The output must reproduce each line of the data word for word.

───── Provided records

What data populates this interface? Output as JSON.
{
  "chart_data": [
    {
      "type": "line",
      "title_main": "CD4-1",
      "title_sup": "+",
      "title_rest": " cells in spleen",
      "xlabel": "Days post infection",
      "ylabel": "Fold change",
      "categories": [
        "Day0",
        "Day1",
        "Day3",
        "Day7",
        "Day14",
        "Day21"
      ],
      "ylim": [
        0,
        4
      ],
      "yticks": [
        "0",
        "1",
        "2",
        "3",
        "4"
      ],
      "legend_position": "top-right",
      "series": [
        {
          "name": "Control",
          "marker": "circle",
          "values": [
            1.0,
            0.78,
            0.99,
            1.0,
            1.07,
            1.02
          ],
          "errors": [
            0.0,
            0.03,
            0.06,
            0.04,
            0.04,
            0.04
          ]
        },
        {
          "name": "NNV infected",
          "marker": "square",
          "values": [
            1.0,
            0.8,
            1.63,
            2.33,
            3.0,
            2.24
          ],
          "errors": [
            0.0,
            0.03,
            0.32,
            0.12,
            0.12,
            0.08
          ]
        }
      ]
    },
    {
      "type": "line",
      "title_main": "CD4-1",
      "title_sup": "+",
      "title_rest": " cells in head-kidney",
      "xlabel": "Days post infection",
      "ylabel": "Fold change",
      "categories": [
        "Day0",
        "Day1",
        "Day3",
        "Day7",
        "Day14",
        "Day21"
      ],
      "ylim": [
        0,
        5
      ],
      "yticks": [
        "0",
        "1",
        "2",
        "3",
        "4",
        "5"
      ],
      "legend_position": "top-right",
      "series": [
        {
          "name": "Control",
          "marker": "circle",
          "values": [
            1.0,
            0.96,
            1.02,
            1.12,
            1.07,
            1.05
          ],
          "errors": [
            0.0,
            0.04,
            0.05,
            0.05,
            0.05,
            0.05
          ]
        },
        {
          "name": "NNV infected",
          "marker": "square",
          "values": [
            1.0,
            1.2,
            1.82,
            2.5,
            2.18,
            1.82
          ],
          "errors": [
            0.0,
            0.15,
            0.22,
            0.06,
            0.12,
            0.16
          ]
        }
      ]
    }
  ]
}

──────────

Written solution |
What data populates this interface? Output as JSON.
{
  "chart_data": [
    {
      "type": "line",
      "title_main": "CD4-1",
      "title_sup": "+",
      "title_rest": " cells in spleen",
      "xlabel": "Days post infection",
      "ylabel": "Fold change",
      "categories": [
        "Day0",
        "Day1",
        "Day3",
        "Day7",
        "Day14",
        "Day21"
      ],
      "ylim": [
        0,
        4
      ],
      "yticks": [
        "0",
        "1",
        "2",
        "3",
        "4"
      ],
      "legend_position": "top-right",
      "series": [
        {
          "name": "Control",
          "marker": "circle",
          "values": [
            1.0,
            0.78,
            0.99,
            1.0,
            1.07,
            1.02
          ],
          "errors": [
            0.0,
            0.03,
            0.06,
            0.04,
            0.04,
            0.04
          ]
        },
        {
          "name": "NNV infected",
          "marker": "square",
          "values": [
            1.0,
            0.8,
            1.63,
            2.33,
            3.0,
            2.24
          ],
          "errors": [
            0.0,
            0.03,
            0.32,
            0.12,
            0.12,
            0.08
          ]
        }
      ]
    },
    {
      "type": "line",
      "title_main": "CD4-1",
      "title_sup": "+",
      "title_rest": " cells in head-kidney",
      "xlabel": "Days post infection",
      "ylabel": "Fold change",
      "categories": [
        "Day0",
        "Day1",
        "Day3",
        "Day7",
        "Day14",
        "Day21"
      ],
      "ylim": [
        0,
        5
      ],
      "yticks": [
        "0",
        "1",
        "2",
        "3",
        "4",
        "5"
      ],
      "legend_position": "top-right",
      "series": [
        {
          "name": "Control",
          "marker": "circle",
          "values": [
            1.0,
            0.96,
            1.02,
            1.12,
            1.07,
            1.05
          ],
          "errors": [
            0.0,
            0.04,
            0.05,
            0.05,
            0.05,
            0.05
          ]
        },
        {
          "name": "NNV infected",
          "marker": "square",
          "values": [
            1.0,
            1.2,
            1.82,
            2.5,
            2.18,
            1.82
          ],
          "errors": [
            0.0,
            0.15,
            0.22,
            0.06,
            0.12,
            0.16
          ]
        }
      ]
    }
  ]
}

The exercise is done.